##### Data extract #####

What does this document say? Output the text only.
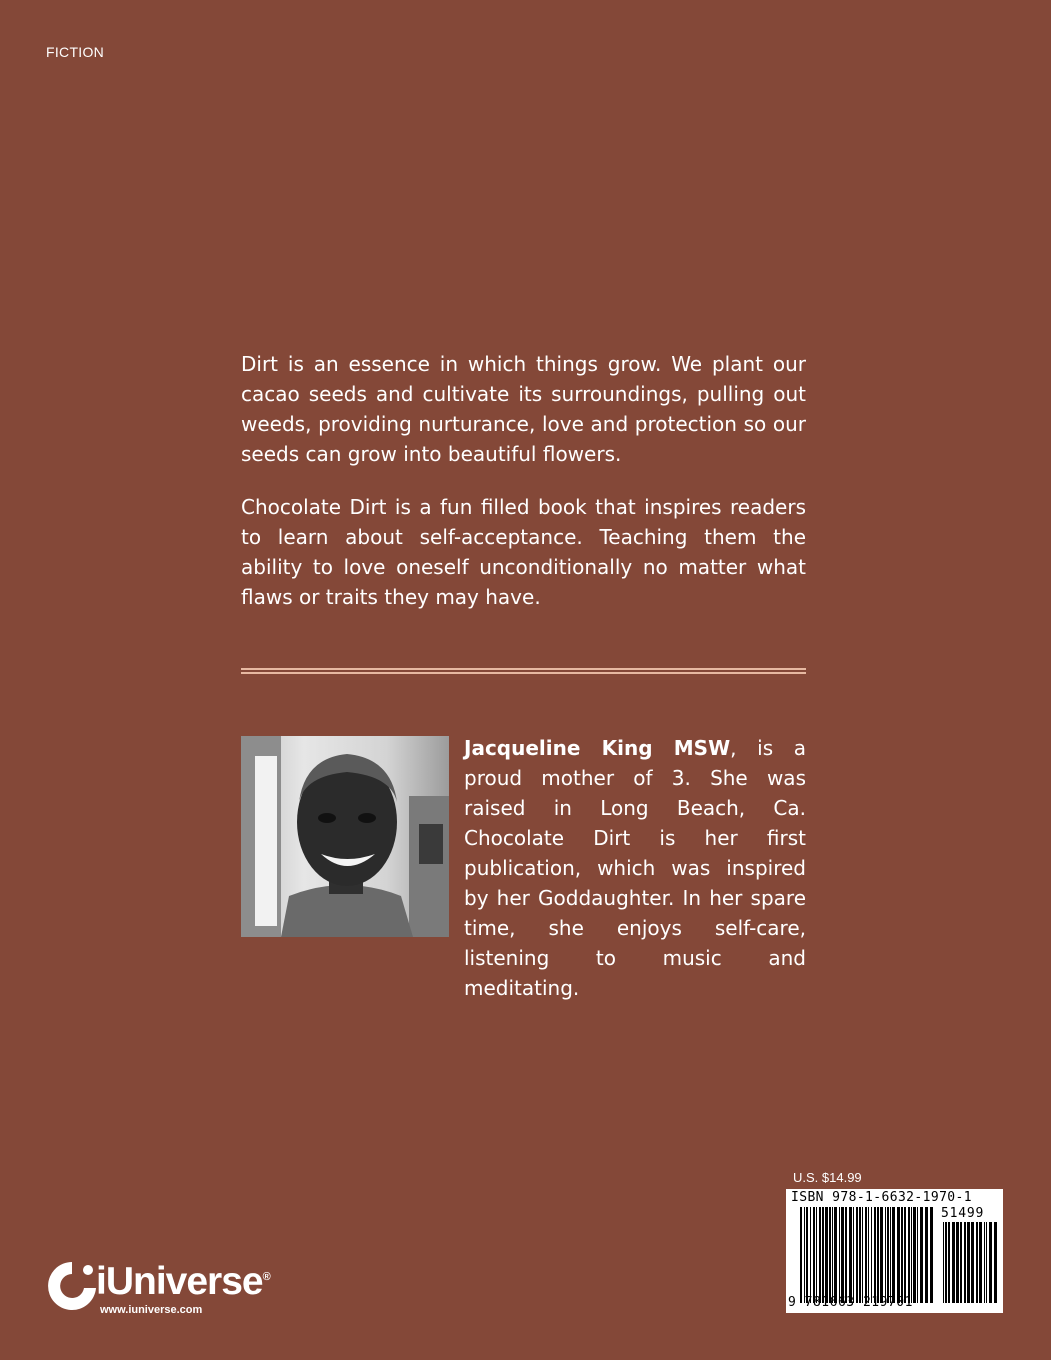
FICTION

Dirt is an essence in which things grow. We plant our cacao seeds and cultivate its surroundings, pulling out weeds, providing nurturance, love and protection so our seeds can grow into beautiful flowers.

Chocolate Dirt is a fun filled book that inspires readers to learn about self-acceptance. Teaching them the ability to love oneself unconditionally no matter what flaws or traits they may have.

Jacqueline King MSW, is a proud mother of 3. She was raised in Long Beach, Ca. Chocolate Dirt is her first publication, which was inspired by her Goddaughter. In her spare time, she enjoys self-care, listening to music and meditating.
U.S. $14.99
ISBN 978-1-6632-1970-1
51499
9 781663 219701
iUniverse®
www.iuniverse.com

#####
##### Data extract #####

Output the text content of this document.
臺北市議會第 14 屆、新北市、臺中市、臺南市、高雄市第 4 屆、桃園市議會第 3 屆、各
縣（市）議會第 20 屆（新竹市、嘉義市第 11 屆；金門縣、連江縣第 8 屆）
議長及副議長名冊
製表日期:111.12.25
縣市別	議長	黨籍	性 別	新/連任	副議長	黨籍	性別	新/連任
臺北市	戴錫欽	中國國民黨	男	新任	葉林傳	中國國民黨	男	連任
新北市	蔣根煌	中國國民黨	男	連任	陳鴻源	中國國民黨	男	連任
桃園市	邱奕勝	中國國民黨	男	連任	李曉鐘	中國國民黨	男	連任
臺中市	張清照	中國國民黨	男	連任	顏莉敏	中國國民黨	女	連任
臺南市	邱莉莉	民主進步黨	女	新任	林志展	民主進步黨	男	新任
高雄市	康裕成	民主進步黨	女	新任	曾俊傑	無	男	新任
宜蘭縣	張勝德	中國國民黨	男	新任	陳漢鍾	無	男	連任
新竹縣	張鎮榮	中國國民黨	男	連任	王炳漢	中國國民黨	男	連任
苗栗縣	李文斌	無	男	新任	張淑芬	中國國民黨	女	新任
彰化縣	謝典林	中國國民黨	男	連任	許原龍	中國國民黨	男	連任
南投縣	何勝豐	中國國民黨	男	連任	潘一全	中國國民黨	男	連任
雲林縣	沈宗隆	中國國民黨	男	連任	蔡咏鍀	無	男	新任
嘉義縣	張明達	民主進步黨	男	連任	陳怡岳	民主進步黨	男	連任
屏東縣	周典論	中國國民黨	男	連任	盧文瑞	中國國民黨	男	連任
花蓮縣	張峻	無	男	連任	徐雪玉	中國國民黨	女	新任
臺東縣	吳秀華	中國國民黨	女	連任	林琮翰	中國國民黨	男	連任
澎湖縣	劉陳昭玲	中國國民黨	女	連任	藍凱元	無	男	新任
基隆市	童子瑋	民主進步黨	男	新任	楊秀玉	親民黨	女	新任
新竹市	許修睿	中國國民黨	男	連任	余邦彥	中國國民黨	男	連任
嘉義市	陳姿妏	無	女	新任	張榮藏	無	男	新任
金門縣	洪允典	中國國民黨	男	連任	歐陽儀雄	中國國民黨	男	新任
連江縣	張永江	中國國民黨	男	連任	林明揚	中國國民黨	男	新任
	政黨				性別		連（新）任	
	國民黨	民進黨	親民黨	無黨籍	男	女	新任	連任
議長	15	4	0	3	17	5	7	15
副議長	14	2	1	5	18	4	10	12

#####
##### Data extract #####

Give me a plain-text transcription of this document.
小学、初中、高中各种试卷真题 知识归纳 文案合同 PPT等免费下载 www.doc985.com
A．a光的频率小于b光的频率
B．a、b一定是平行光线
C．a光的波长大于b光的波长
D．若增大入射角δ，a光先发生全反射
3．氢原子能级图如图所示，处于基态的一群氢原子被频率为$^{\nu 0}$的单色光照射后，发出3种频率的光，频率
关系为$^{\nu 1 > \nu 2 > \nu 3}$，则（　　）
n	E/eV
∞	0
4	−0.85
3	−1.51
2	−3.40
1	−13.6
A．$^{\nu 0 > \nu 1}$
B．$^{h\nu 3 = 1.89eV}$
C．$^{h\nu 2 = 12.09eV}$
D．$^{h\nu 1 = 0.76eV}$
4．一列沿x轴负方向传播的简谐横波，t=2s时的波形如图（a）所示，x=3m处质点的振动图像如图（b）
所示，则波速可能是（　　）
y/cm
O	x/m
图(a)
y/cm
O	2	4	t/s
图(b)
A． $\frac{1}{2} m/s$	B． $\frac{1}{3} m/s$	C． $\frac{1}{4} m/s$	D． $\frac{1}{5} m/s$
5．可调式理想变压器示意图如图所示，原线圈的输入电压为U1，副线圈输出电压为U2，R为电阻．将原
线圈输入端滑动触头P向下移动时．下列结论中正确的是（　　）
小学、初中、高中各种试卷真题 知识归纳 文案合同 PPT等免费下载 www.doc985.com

#####

_What is required_
Give only the number of lines in the material above that hold the word "this".

_Written answer_
3